— start of Excerpted records —

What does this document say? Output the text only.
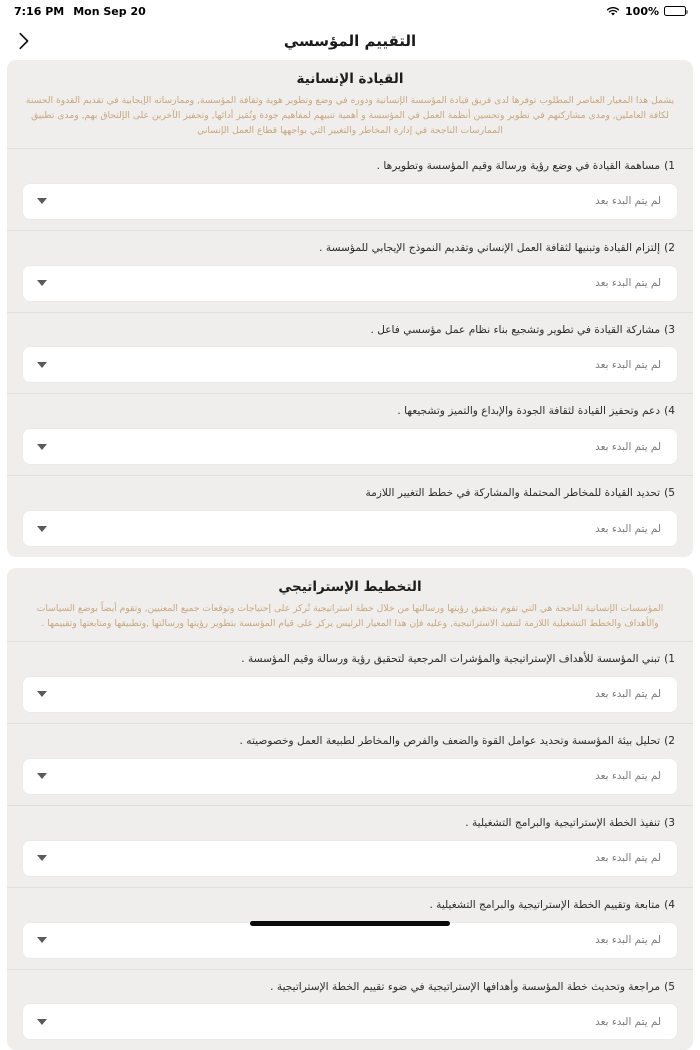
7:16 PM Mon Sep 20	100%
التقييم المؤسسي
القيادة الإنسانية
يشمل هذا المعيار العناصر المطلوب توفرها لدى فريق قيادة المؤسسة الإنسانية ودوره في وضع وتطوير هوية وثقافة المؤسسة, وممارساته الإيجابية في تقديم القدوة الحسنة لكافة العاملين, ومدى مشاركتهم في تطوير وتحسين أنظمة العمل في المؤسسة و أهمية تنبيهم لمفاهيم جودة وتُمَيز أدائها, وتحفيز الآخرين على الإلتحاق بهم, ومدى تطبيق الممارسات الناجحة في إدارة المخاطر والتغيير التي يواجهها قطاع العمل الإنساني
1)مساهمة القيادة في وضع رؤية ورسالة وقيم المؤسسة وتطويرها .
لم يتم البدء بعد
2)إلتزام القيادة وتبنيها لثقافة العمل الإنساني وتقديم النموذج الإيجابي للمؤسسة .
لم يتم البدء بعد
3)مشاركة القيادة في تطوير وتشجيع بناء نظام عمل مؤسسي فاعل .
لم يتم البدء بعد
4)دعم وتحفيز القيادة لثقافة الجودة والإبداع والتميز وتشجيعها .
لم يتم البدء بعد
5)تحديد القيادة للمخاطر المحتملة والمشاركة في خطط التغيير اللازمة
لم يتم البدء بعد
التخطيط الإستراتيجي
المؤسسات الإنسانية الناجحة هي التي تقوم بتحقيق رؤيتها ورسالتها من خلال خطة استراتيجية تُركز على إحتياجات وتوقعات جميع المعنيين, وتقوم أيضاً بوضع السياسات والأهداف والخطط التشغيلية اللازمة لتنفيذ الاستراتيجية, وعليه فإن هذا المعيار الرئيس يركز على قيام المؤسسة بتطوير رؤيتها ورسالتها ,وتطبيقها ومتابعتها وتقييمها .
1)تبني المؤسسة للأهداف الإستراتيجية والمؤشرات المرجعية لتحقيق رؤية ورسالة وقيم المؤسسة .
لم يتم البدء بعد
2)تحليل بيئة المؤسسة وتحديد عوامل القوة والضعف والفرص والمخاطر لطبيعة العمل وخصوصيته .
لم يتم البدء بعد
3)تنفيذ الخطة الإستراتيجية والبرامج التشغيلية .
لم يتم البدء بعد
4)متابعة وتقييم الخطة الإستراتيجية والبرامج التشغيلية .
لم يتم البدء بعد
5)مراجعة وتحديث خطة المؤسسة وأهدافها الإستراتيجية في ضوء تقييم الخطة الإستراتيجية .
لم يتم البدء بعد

— end of Excerpted records —
— start of Excerpted records —

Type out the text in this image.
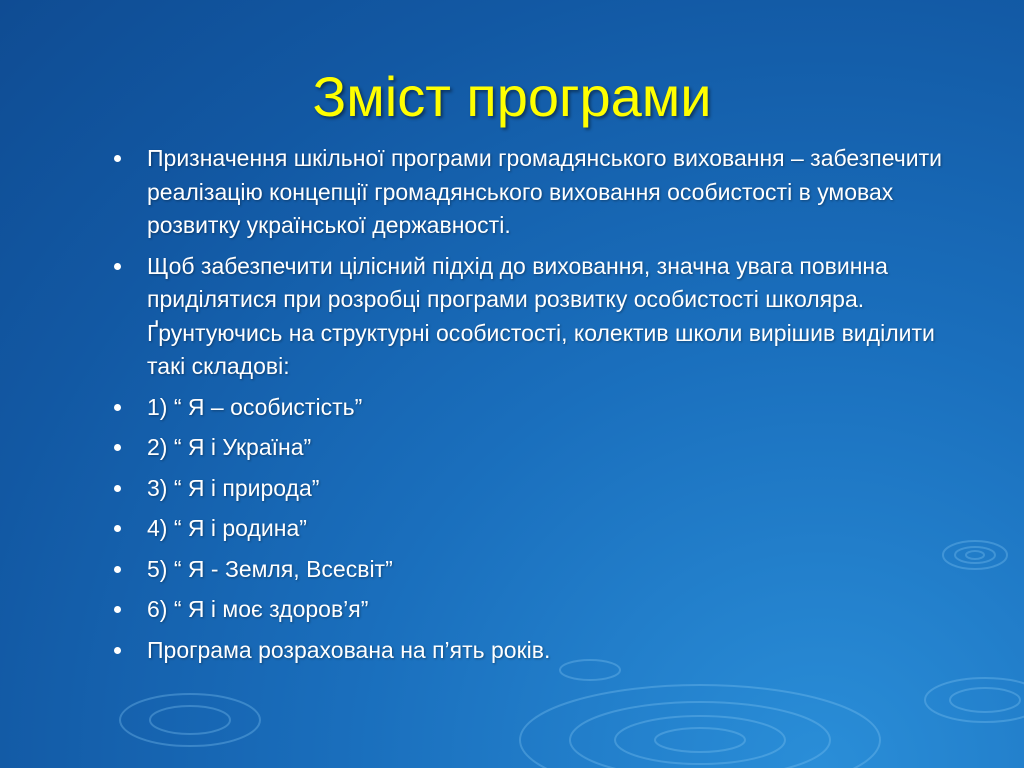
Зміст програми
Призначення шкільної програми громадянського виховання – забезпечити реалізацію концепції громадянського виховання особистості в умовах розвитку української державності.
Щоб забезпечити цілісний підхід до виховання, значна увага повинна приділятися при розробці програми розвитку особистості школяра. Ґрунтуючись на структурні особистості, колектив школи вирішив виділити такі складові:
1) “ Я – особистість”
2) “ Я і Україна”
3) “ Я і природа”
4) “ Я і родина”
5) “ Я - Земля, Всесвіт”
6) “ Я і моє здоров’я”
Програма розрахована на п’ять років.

— end of Excerpted records —

Given problem =>
Scan the records above and report how many lines include the word "الخطة", without any other text.

Solved problem =>
3